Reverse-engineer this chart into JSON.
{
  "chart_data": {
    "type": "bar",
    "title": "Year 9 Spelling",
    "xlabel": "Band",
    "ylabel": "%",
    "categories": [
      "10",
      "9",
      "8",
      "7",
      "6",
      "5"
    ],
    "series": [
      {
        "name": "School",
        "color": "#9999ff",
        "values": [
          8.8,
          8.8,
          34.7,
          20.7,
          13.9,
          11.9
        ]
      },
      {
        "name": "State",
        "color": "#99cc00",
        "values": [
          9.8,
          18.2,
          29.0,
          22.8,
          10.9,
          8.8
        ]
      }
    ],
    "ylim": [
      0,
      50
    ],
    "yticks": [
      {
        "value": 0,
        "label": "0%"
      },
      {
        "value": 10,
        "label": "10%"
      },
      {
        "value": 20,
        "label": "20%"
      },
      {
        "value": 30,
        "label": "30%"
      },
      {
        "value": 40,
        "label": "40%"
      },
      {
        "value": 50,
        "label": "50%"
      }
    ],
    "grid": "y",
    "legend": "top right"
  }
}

What is asked: Write the entries again, exactly as they stand.

The completed task:
Reverse-engineer this chart into JSON.
{
  "chart_data": {
    "type": "bar",
    "title": "Year 9 Spelling",
    "xlabel": "Band",
    "ylabel": "%",
    "categories": [
      "10",
      "9",
      "8",
      "7",
      "6",
      "5"
    ],
    "series": [
      {
        "name": "School",
        "color": "#9999ff",
        "values": [
          8.8,
          8.8,
          34.7,
          20.7,
          13.9,
          11.9
        ]
      },
      {
        "name": "State",
        "color": "#99cc00",
        "values": [
          9.8,
          18.2,
          29.0,
          22.8,
          10.9,
          8.8
        ]
      }
    ],
    "ylim": [
      0,
      50
    ],
    "yticks": [
      {
        "value": 0,
        "label": "0%"
      },
      {
        "value": 10,
        "label": "10%"
      },
      {
        "value": 20,
        "label": "20%"
      },
      {
        "value": 30,
        "label": "30%"
      },
      {
        "value": 40,
        "label": "40%"
      },
      {
        "value": 50,
        "label": "50%"
      }
    ],
    "grid": "y",
    "legend": "top right"
  }
}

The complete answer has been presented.